_PROBLEM DESCRIPTION_.
Restate the material word for word and leave out anything that is a picture.

── GIVEN INFORMATION

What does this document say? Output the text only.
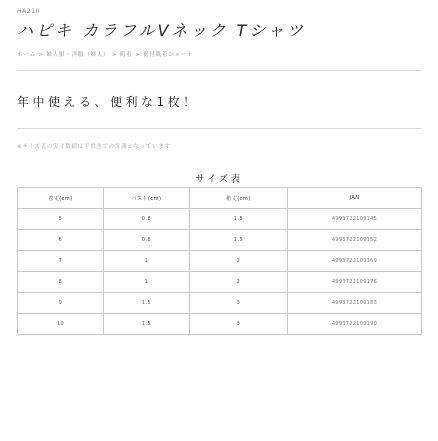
HA210
ハピキ カラフルVネック Tシャツ
ホーム > 婦人服・洋服（婦人） > 肌着 > 裾付肌着ショート
年中使える、便利な1枚！
※サイズ表の実寸数値は平置きでの計測となっています
サイズ表
着丈(cm)	バスト(cm)	裄丈(cm)	JAN
5	0.8	1.5	4993722109145
6	0.8	1.5	4993722109152
7	1	2	4993722109169
8	1	2	4993722109176
9	1.5	3	4993722109183
10	1.5	3	4993722109190
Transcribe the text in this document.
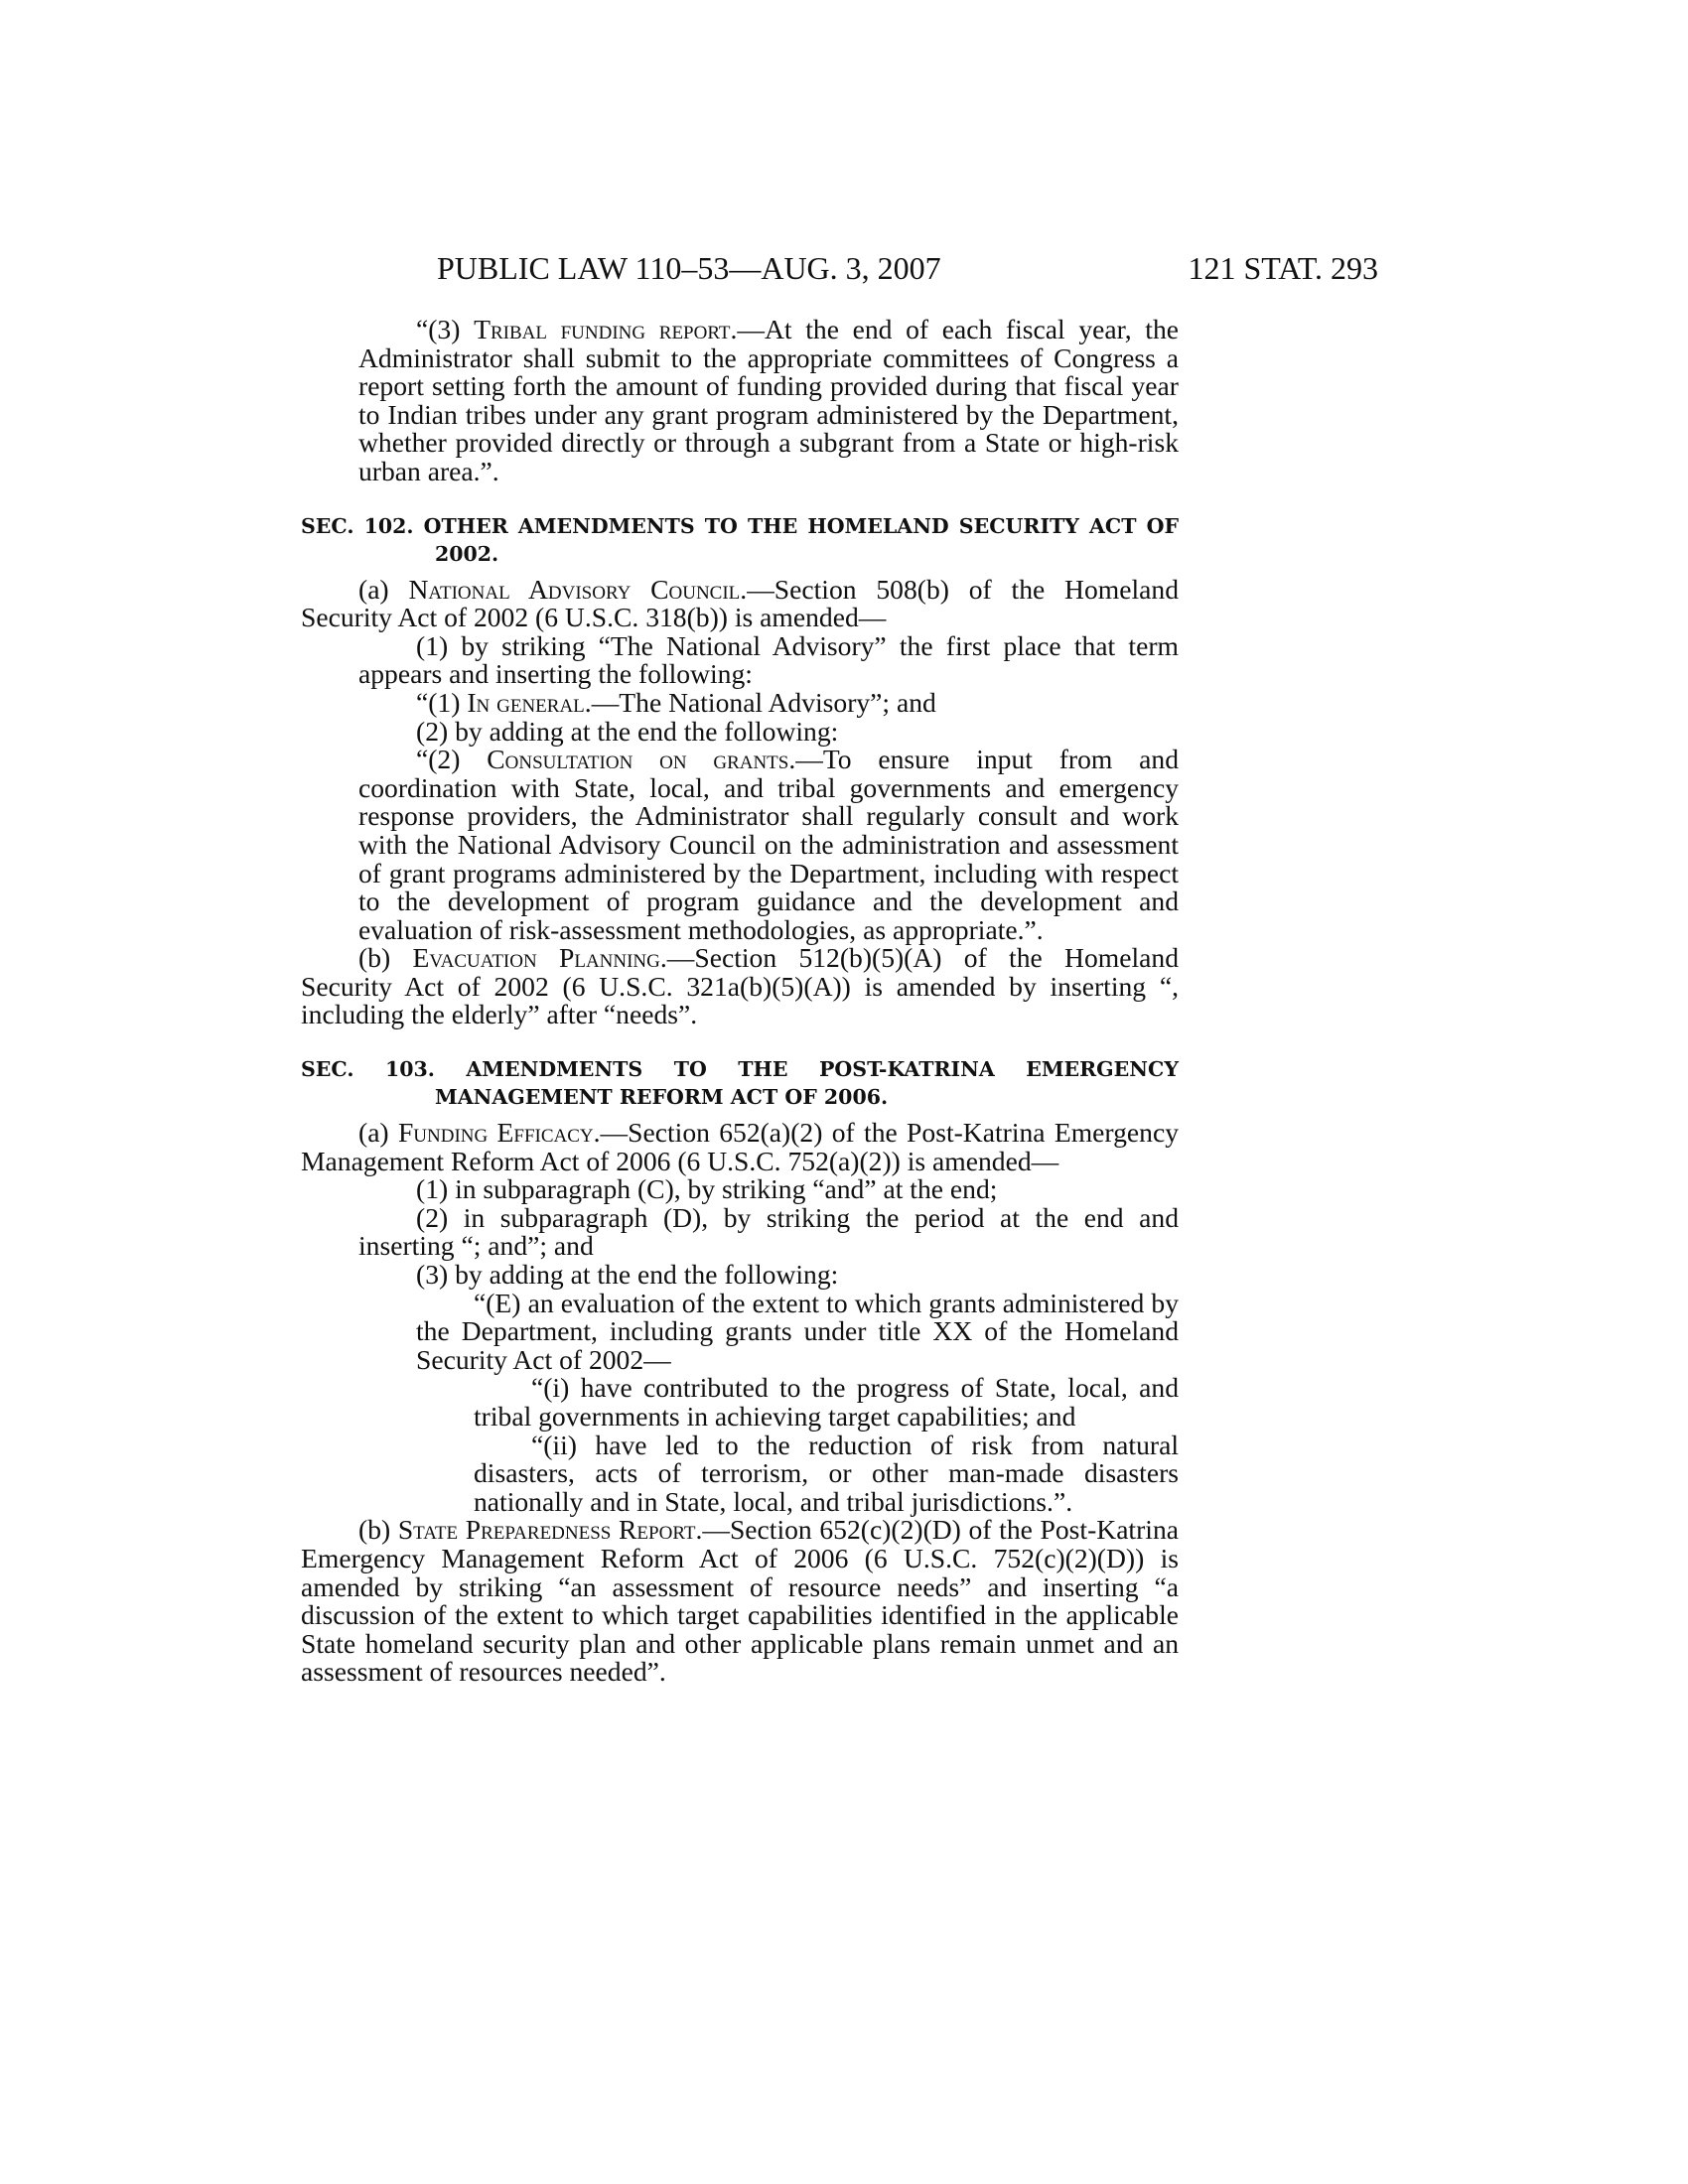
PUBLIC LAW 110–53—AUG. 3, 2007	121 STAT. 293

“(3) Tribal funding report.—At the end of each fiscal year, the Administrator shall submit to the appropriate committees of Congress a report setting forth the amount of funding provided during that fiscal year to Indian tribes under any grant program administered by the Department, whether provided directly or through a subgrant from a State or high-risk urban area.”.

SEC. 102. OTHER AMENDMENTS TO THE HOMELAND SECURITY ACT OF 2002.

(a) National Advisory Council.—Section 508(b) of the Homeland Security Act of 2002 (6 U.S.C. 318(b)) is amended—

(1) by striking “The National Advisory” the first place that term appears and inserting the following:

“(1) In general.—The National Advisory”; and

(2) by adding at the end the following:

“(2) Consultation on grants.—To ensure input from and coordination with State, local, and tribal governments and emergency response providers, the Administrator shall regularly consult and work with the National Advisory Council on the administration and assessment of grant programs administered by the Department, including with respect to the development of program guidance and the development and evaluation of risk-assessment methodologies, as appropriate.”.

(b) Evacuation Planning.—Section 512(b)(5)(A) of the Homeland Security Act of 2002 (6 U.S.C. 321a(b)(5)(A)) is amended by inserting “, including the elderly” after “needs”.

SEC. 103. AMENDMENTS TO THE POST-KATRINA EMERGENCY MANAGEMENT REFORM ACT OF 2006.

(a) Funding Efficacy.—Section 652(a)(2) of the Post-Katrina Emergency Management Reform Act of 2006 (6 U.S.C. 752(a)(2)) is amended—

(1) in subparagraph (C), by striking “and” at the end;

(2) in subparagraph (D), by striking the period at the end and inserting “; and”; and

(3) by adding at the end the following:

“(E) an evaluation of the extent to which grants administered by the Department, including grants under title XX of the Homeland Security Act of 2002—

“(i) have contributed to the progress of State, local, and tribal governments in achieving target capabilities; and

“(ii) have led to the reduction of risk from natural disasters, acts of terrorism, or other man-made disasters nationally and in State, local, and tribal jurisdictions.”.

(b) State Preparedness Report.—Section 652(c)(2)(D) of the Post-Katrina Emergency Management Reform Act of 2006 (6 U.S.C. 752(c)(2)(D)) is amended by striking “an assessment of resource needs” and inserting “a discussion of the extent to which target capabilities identified in the applicable State homeland security plan and other applicable plans remain unmet and an assessment of resources needed”.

────

_EXERCISE RESPONSE_.
What does this document say? Output the text only.
HA210
ハピキ カラフルVネック Tシャツ
ホーム > 婦人服・洋服（婦人） > 肌着 > 裾付肌着ショート
年中使える、便利な1枚！
※サイズ表の実寸数値は平置きでの計測となっています
サイズ表
着丈(cm)	バスト(cm)	裄丈(cm)	JAN
5	0.8	1.5	4993722109145
6	0.8	1.5	4993722109152
7	1	2	4993722109169
8	1	2	4993722109176
9	1.5	3	4993722109183
10	1.5	3	4993722109190
Transcribe the text in this document.
PUBLIC LAW 110–53—AUG. 3, 2007	121 STAT. 293

“(3) Tribal funding report.—At the end of each fiscal year, the Administrator shall submit to the appropriate committees of Congress a report setting forth the amount of funding provided during that fiscal year to Indian tribes under any grant program administered by the Department, whether provided directly or through a subgrant from a State or high-risk urban area.”.

SEC. 102. OTHER AMENDMENTS TO THE HOMELAND SECURITY ACT OF 2002.

(a) National Advisory Council.—Section 508(b) of the Homeland Security Act of 2002 (6 U.S.C. 318(b)) is amended—

(1) by striking “The National Advisory” the first place that term appears and inserting the following:

“(1) In general.—The National Advisory”; and

(2) by adding at the end the following:

“(2) Consultation on grants.—To ensure input from and coordination with State, local, and tribal governments and emergency response providers, the Administrator shall regularly consult and work with the National Advisory Council on the administration and assessment of grant programs administered by the Department, including with respect to the development of program guidance and the development and evaluation of risk-assessment methodologies, as appropriate.”.

(b) Evacuation Planning.—Section 512(b)(5)(A) of the Homeland Security Act of 2002 (6 U.S.C. 321a(b)(5)(A)) is amended by inserting “, including the elderly” after “needs”.

SEC. 103. AMENDMENTS TO THE POST-KATRINA EMERGENCY MANAGEMENT REFORM ACT OF 2006.

(a) Funding Efficacy.—Section 652(a)(2) of the Post-Katrina Emergency Management Reform Act of 2006 (6 U.S.C. 752(a)(2)) is amended—

(1) in subparagraph (C), by striking “and” at the end;

(2) in subparagraph (D), by striking the period at the end and inserting “; and”; and

(3) by adding at the end the following:

“(E) an evaluation of the extent to which grants administered by the Department, including grants under title XX of the Homeland Security Act of 2002—

“(i) have contributed to the progress of State, local, and tribal governments in achieving target capabilities; and

“(ii) have led to the reduction of risk from natural disasters, acts of terrorism, or other man-made disasters nationally and in State, local, and tribal jurisdictions.”.

(b) State Preparedness Report.—Section 652(c)(2)(D) of the Post-Katrina Emergency Management Reform Act of 2006 (6 U.S.C. 752(c)(2)(D)) is amended by striking “an assessment of resource needs” and inserting “a discussion of the extent to which target capabilities identified in the applicable State homeland security plan and other applicable plans remain unmet and an assessment of resources needed”.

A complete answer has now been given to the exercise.